Extract the complete data exactly as given.

* * * * * * *

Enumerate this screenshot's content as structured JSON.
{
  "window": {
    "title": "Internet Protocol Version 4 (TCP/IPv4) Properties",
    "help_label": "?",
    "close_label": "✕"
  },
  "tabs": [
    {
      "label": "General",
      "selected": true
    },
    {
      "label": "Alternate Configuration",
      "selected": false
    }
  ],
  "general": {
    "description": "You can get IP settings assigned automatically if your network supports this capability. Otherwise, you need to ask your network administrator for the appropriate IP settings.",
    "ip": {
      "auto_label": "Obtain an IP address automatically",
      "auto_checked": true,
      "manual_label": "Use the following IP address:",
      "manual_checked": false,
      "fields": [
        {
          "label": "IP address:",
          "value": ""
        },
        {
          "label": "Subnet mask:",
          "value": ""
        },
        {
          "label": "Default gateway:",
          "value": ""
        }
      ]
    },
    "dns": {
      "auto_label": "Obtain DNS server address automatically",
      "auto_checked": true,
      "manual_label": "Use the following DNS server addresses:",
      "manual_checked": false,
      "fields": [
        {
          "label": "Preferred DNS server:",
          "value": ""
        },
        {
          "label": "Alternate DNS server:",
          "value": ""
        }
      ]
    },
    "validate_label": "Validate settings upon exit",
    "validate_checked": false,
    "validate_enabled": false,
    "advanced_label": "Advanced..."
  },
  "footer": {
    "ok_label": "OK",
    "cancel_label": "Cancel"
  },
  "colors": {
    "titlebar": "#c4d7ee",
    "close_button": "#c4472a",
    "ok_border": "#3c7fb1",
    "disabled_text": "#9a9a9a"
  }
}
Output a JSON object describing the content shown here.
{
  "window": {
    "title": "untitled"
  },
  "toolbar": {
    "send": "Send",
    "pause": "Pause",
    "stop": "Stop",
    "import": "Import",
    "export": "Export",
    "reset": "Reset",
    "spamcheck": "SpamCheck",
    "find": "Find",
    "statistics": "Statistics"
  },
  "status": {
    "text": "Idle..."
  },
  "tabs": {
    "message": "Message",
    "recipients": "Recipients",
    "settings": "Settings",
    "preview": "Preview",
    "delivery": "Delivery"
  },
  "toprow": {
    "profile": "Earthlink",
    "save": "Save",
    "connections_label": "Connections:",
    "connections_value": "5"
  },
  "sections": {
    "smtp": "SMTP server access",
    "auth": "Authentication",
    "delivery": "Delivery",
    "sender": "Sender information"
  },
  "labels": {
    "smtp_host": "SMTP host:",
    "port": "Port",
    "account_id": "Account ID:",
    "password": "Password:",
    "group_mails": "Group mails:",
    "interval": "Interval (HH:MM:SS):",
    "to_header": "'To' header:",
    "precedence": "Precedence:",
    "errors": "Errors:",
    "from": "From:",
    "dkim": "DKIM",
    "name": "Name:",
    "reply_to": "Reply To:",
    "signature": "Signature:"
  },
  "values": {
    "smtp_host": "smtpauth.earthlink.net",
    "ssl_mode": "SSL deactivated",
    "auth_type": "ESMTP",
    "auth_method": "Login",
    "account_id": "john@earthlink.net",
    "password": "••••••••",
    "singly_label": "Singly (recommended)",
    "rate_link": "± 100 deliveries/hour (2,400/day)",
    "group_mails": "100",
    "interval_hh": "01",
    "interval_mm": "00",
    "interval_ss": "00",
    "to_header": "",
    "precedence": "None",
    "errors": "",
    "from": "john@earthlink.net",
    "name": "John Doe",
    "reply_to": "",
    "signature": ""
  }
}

* * * * * * *

| Solution for this exercise |
Enumerate this screenshot's content as structured JSON.
{
  "window": {
    "title": "Internet Protocol Version 4 (TCP/IPv4) Properties",
    "help_label": "?",
    "close_label": "✕"
  },
  "tabs": [
    {
      "label": "General",
      "selected": true
    },
    {
      "label": "Alternate Configuration",
      "selected": false
    }
  ],
  "general": {
    "description": "You can get IP settings assigned automatically if your network supports this capability. Otherwise, you need to ask your network administrator for the appropriate IP settings.",
    "ip": {
      "auto_label": "Obtain an IP address automatically",
      "auto_checked": true,
      "manual_label": "Use the following IP address:",
      "manual_checked": false,
      "fields": [
        {
          "label": "IP address:",
          "value": ""
        },
        {
          "label": "Subnet mask:",
          "value": ""
        },
        {
          "label": "Default gateway:",
          "value": ""
        }
      ]
    },
    "dns": {
      "auto_label": "Obtain DNS server address automatically",
      "auto_checked": true,
      "manual_label": "Use the following DNS server addresses:",
      "manual_checked": false,
      "fields": [
        {
          "label": "Preferred DNS server:",
          "value": ""
        },
        {
          "label": "Alternate DNS server:",
          "value": ""
        }
      ]
    },
    "validate_label": "Validate settings upon exit",
    "validate_checked": false,
    "validate_enabled": false,
    "advanced_label": "Advanced..."
  },
  "footer": {
    "ok_label": "OK",
    "cancel_label": "Cancel"
  },
  "colors": {
    "titlebar": "#c4d7ee",
    "close_button": "#c4472a",
    "ok_border": "#3c7fb1",
    "disabled_text": "#9a9a9a"
  }
}
Output a JSON object describing the content shown here.
{
  "window": {
    "title": "untitled"
  },
  "toolbar": {
    "send": "Send",
    "pause": "Pause",
    "stop": "Stop",
    "import": "Import",
    "export": "Export",
    "reset": "Reset",
    "spamcheck": "SpamCheck",
    "find": "Find",
    "statistics": "Statistics"
  },
  "status": {
    "text": "Idle..."
  },
  "tabs": {
    "message": "Message",
    "recipients": "Recipients",
    "settings": "Settings",
    "preview": "Preview",
    "delivery": "Delivery"
  },
  "toprow": {
    "profile": "Earthlink",
    "save": "Save",
    "connections_label": "Connections:",
    "connections_value": "5"
  },
  "sections": {
    "smtp": "SMTP server access",
    "auth": "Authentication",
    "delivery": "Delivery",
    "sender": "Sender information"
  },
  "labels": {
    "smtp_host": "SMTP host:",
    "port": "Port",
    "account_id": "Account ID:",
    "password": "Password:",
    "group_mails": "Group mails:",
    "interval": "Interval (HH:MM:SS):",
    "to_header": "'To' header:",
    "precedence": "Precedence:",
    "errors": "Errors:",
    "from": "From:",
    "dkim": "DKIM",
    "name": "Name:",
    "reply_to": "Reply To:",
    "signature": "Signature:"
  },
  "values": {
    "smtp_host": "smtpauth.earthlink.net",
    "ssl_mode": "SSL deactivated",
    "auth_type": "ESMTP",
    "auth_method": "Login",
    "account_id": "john@earthlink.net",
    "password": "••••••••",
    "singly_label": "Singly (recommended)",
    "rate_link": "± 100 deliveries/hour (2,400/day)",
    "group_mails": "100",
    "interval_hh": "01",
    "interval_mm": "00",
    "interval_ss": "00",
    "to_header": "",
    "precedence": "None",
    "errors": "",
    "from": "john@earthlink.net",
    "name": "John Doe",
    "reply_to": "",
    "signature": ""
  }
}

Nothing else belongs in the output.